### Given instruction
Using the data below, tally the lines that include the string "través". Only the number is wanted.

### Task material
================================
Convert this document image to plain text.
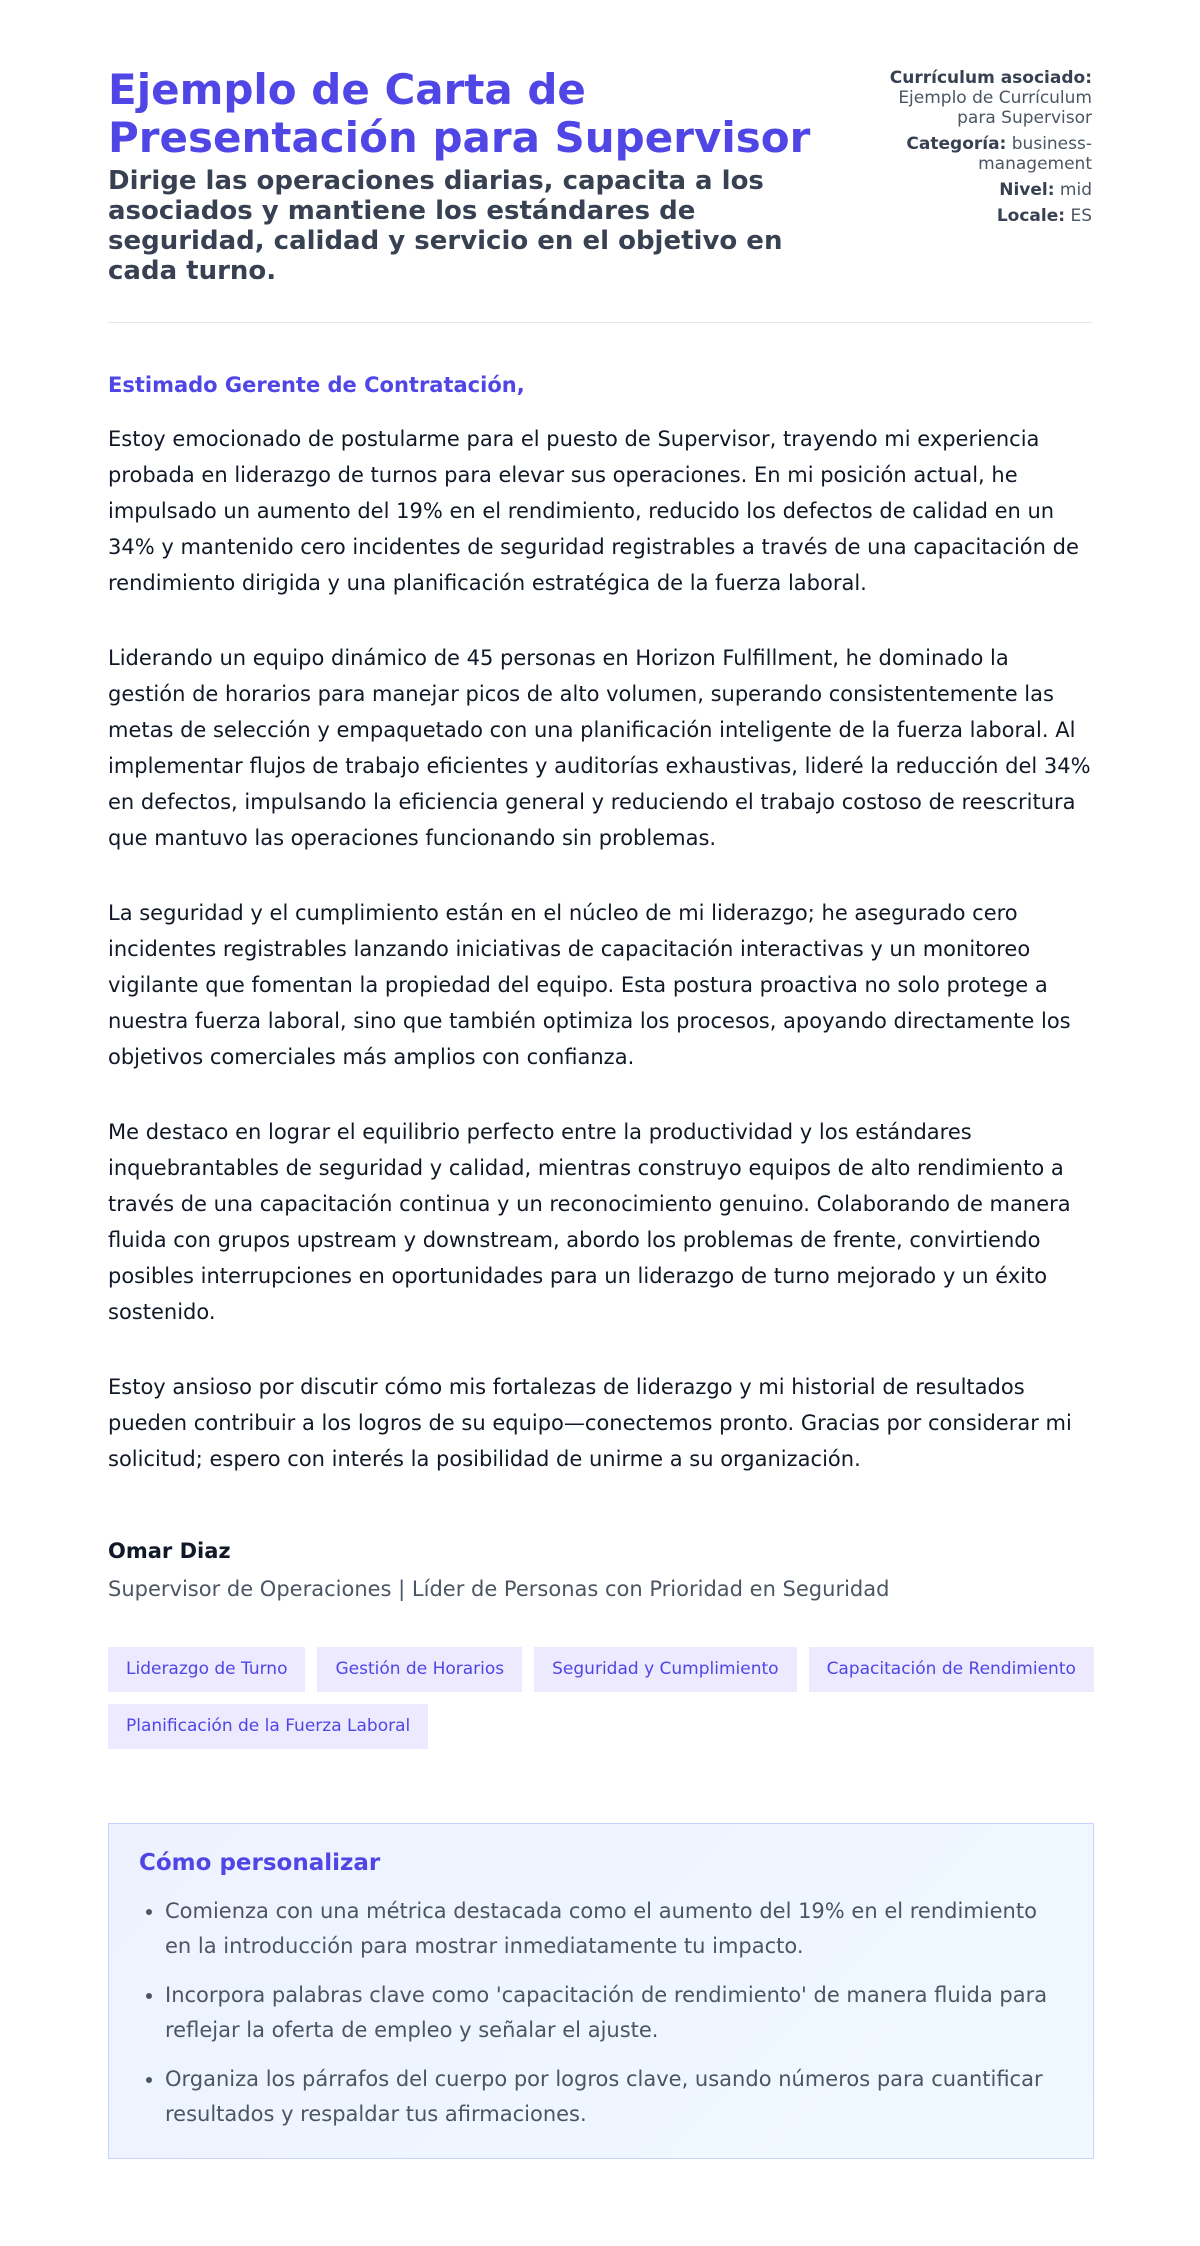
Ejemplo de Carta de Presentación para Supervisor

Dirige las operaciones diarias, capacita a los asociados y mantiene los estándares de seguridad, calidad y servicio en el objetivo en cada turno.

Currículum asociado: Ejemplo de Currículum para Supervisor
Categoría: business-management
Nivel: mid
Locale: ES
Estimado Gerente de Contratación,

Estoy emocionado de postularme para el puesto de Supervisor, trayendo mi experiencia probada en liderazgo de turnos para elevar sus operaciones. En mi posición actual, he impulsado un aumento del 19% en el rendimiento, reducido los defectos de calidad en un 34% y mantenido cero incidentes de seguridad registrables a través de una capacitación de rendimiento dirigida y una planificación estratégica de la fuerza laboral.

Liderando un equipo dinámico de 45 personas en Horizon Fulfillment, he dominado la gestión de horarios para manejar picos de alto volumen, superando consistentemente las metas de selección y empaquetado con una planificación inteligente de la fuerza laboral. Al implementar flujos de trabajo eficientes y auditorías exhaustivas, lideré la reducción del 34% en defectos, impulsando la eficiencia general y reduciendo el trabajo costoso de reescritura que mantuvo las operaciones funcionando sin problemas.

La seguridad y el cumplimiento están en el núcleo de mi liderazgo; he asegurado cero incidentes registrables lanzando iniciativas de capacitación interactivas y un monitoreo vigilante que fomentan la propiedad del equipo. Esta postura proactiva no solo protege a nuestra fuerza laboral, sino que también optimiza los procesos, apoyando directamente los objetivos comerciales más amplios con confianza.

Me destaco en lograr el equilibrio perfecto entre la productividad y los estándares inquebrantables de seguridad y calidad, mientras construyo equipos de alto rendimiento a través de una capacitación continua y un reconocimiento genuino. Colaborando de manera fluida con grupos upstream y downstream, abordo los problemas de frente, convirtiendo posibles interrupciones en oportunidades para un liderazgo de turno mejorado y un éxito sostenido.

Estoy ansioso por discutir cómo mis fortalezas de liderazgo y mi historial de resultados pueden contribuir a los logros de su equipo—conectemos pronto. Gracias por considerar mi solicitud; espero con interés la posibilidad de unirme a su organización.

Omar Diaz
Supervisor de Operaciones | Líder de Personas con Prioridad en Seguridad
Liderazgo de Turno	Gestión de Horarios	Seguridad y Cumplimiento	Capacitación de Rendimiento
Planificación de la Fuerza Laboral
Cómo personalizar
• Comienza con una métrica destacada como el aumento del 19% en el rendimiento en la introducción para mostrar inmediatamente tu impacto.
• Incorpora palabras clave como 'capacitación de rendimiento' de manera fluida para reflejar la oferta de empleo y señalar el ajuste.
• Organiza los párrafos del cuerpo por logros clave, usando números para cuantificar resultados y respaldar tus afirmaciones.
================================
### Answer to the exercise
2